▶ [Figure dataset records]
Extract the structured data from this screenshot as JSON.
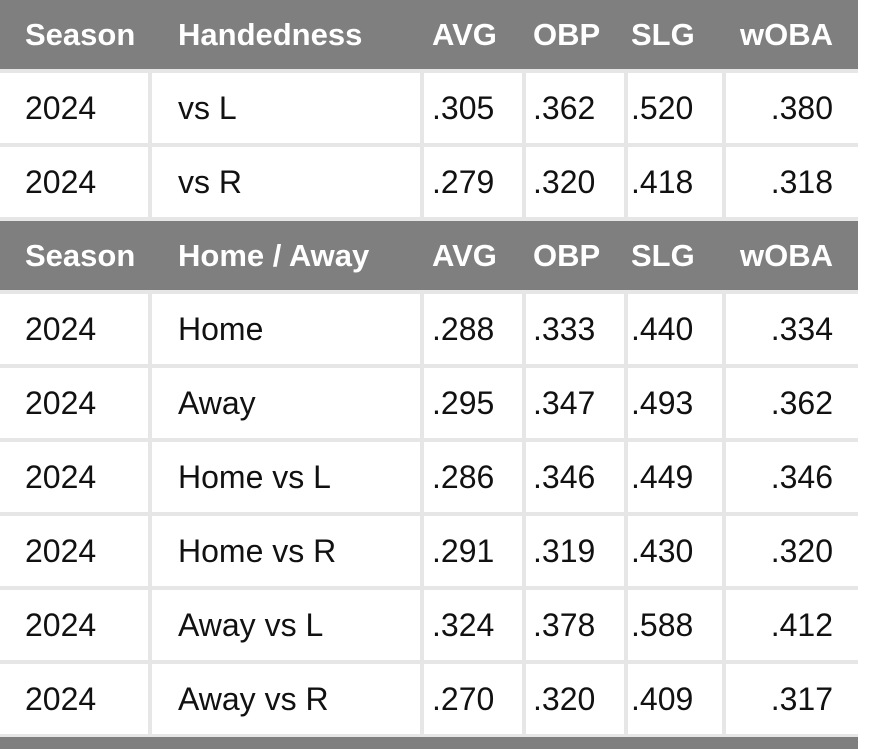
{
  "sections": [
    {
      "header": [
        "Season",
        "Handedness",
        "AVG",
        "OBP",
        "SLG",
        "wOBA"
      ],
      "rows": [
        [
          "2024",
          "vs L",
          ".305",
          ".362",
          ".520",
          ".380"
        ],
        [
          "2024",
          "vs R",
          ".279",
          ".320",
          ".418",
          ".318"
        ]
      ]
    },
    {
      "header": [
        "Season",
        "Home / Away",
        "AVG",
        "OBP",
        "SLG",
        "wOBA"
      ],
      "rows": [
        [
          "2024",
          "Home",
          ".288",
          ".333",
          ".440",
          ".334"
        ],
        [
          "2024",
          "Away",
          ".295",
          ".347",
          ".493",
          ".362"
        ],
        [
          "2024",
          "Home vs L",
          ".286",
          ".346",
          ".449",
          ".346"
        ],
        [
          "2024",
          "Home vs R",
          ".291",
          ".319",
          ".430",
          ".320"
        ],
        [
          "2024",
          "Away vs L",
          ".324",
          ".378",
          ".588",
          ".412"
        ],
        [
          "2024",
          "Away vs R",
          ".270",
          ".320",
          ".409",
          ".317"
        ]
      ]
    }
  ]
}
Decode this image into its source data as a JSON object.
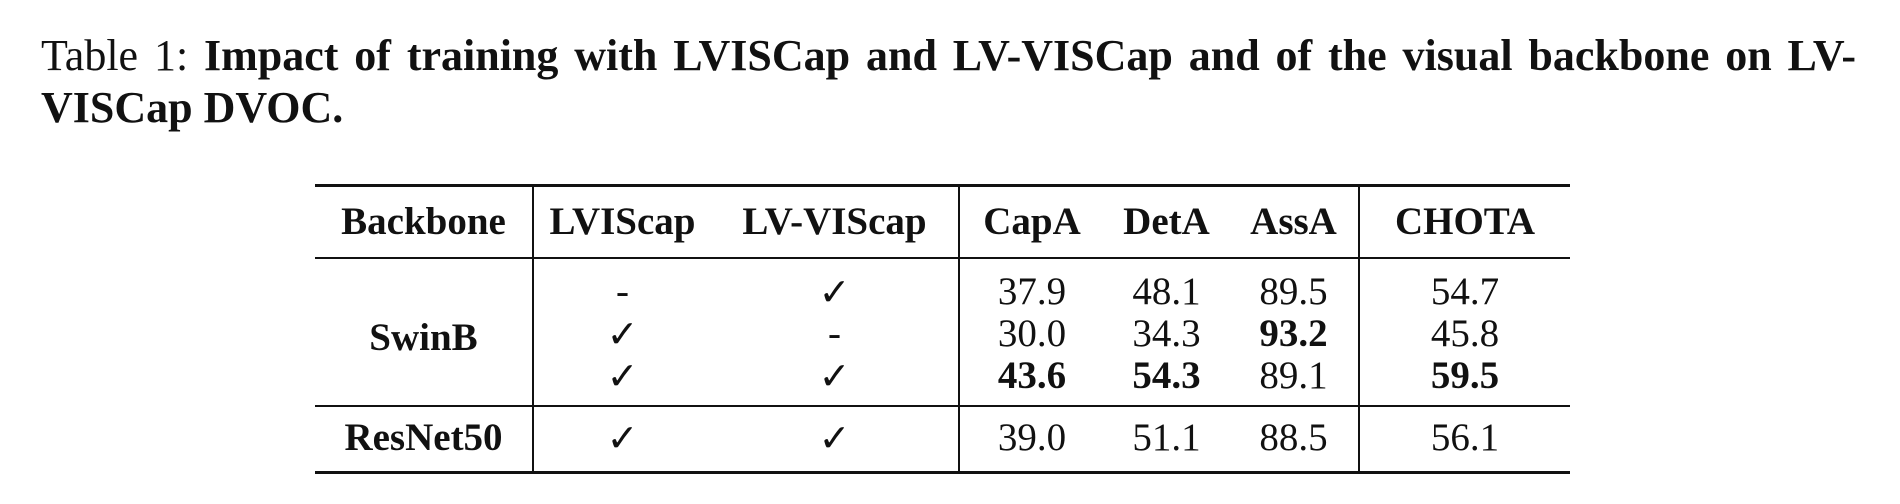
{
  "caption": {
    "label": "Table 1:",
    "text": "Impact of training with LVISCap and LV-VISCap and of the visual backbone on LV-VISCap DVOC."
  },
  "table": {
    "headers": {
      "backbone": "Backbone",
      "lviscap": "LVIScap",
      "lvviscap": "LV-VIScap",
      "capa": "CapA",
      "deta": "DetA",
      "assa": "AssA",
      "chota": "CHOTA"
    },
    "groups": [
      {
        "backbone": "SwinB",
        "rows": [
          {
            "lviscap": "-",
            "lvviscap": "✓",
            "capa": "37.9",
            "deta": "48.1",
            "assa": "89.5",
            "chota": "54.7"
          },
          {
            "lviscap": "✓",
            "lvviscap": "-",
            "capa": "30.0",
            "deta": "34.3",
            "assa": "93.2",
            "chota": "45.8"
          },
          {
            "lviscap": "✓",
            "lvviscap": "✓",
            "capa": "43.6",
            "deta": "54.3",
            "assa": "89.1",
            "chota": "59.5"
          }
        ]
      },
      {
        "backbone": "ResNet50",
        "rows": [
          {
            "lviscap": "✓",
            "lvviscap": "✓",
            "capa": "39.0",
            "deta": "51.1",
            "assa": "88.5",
            "chota": "56.1"
          }
        ]
      }
    ]
  }
}
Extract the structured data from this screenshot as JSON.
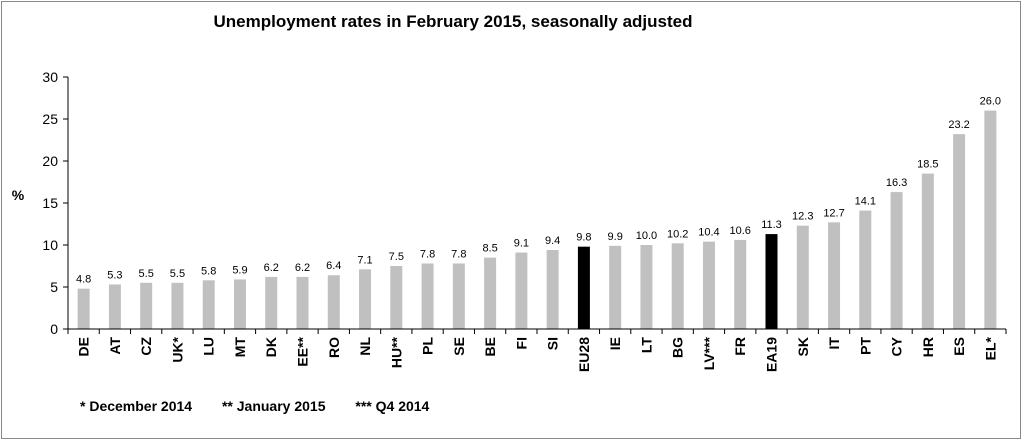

▶ [Written problem] Images must not appear in the copy; reproduce everything else in the records verbatim.

▶ [Complete response]
Extract the structured data from this screenshot as JSON.
{
  "sections": [
    {
      "header": [
        "Season",
        "Handedness",
        "AVG",
        "OBP",
        "SLG",
        "wOBA"
      ],
      "rows": [
        [
          "2024",
          "vs L",
          ".305",
          ".362",
          ".520",
          ".380"
        ],
        [
          "2024",
          "vs R",
          ".279",
          ".320",
          ".418",
          ".318"
        ]
      ]
    },
    {
      "header": [
        "Season",
        "Home / Away",
        "AVG",
        "OBP",
        "SLG",
        "wOBA"
      ],
      "rows": [
        [
          "2024",
          "Home",
          ".288",
          ".333",
          ".440",
          ".334"
        ],
        [
          "2024",
          "Away",
          ".295",
          ".347",
          ".493",
          ".362"
        ],
        [
          "2024",
          "Home vs L",
          ".286",
          ".346",
          ".449",
          ".346"
        ],
        [
          "2024",
          "Home vs R",
          ".291",
          ".319",
          ".430",
          ".320"
        ],
        [
          "2024",
          "Away vs L",
          ".324",
          ".378",
          ".588",
          ".412"
        ],
        [
          "2024",
          "Away vs R",
          ".270",
          ".320",
          ".409",
          ".317"
        ]
      ]
    }
  ]
}
Decode this image into its source data as a JSON object.
{
  "caption": {
    "label": "Table 1:",
    "text": "Impact of training with LVISCap and LV-VISCap and of the visual backbone on LV-VISCap DVOC."
  },
  "table": {
    "headers": {
      "backbone": "Backbone",
      "lviscap": "LVIScap",
      "lvviscap": "LV-VIScap",
      "capa": "CapA",
      "deta": "DetA",
      "assa": "AssA",
      "chota": "CHOTA"
    },
    "groups": [
      {
        "backbone": "SwinB",
        "rows": [
          {
            "lviscap": "-",
            "lvviscap": "✓",
            "capa": "37.9",
            "deta": "48.1",
            "assa": "89.5",
            "chota": "54.7"
          },
          {
            "lviscap": "✓",
            "lvviscap": "-",
            "capa": "30.0",
            "deta": "34.3",
            "assa": "93.2",
            "chota": "45.8"
          },
          {
            "lviscap": "✓",
            "lvviscap": "✓",
            "capa": "43.6",
            "deta": "54.3",
            "assa": "89.1",
            "chota": "59.5"
          }
        ]
      },
      {
        "backbone": "ResNet50",
        "rows": [
          {
            "lviscap": "✓",
            "lvviscap": "✓",
            "capa": "39.0",
            "deta": "51.1",
            "assa": "88.5",
            "chota": "56.1"
          }
        ]
      }
    ]
  }
}
Extract the structured data from this screenshot as JSON.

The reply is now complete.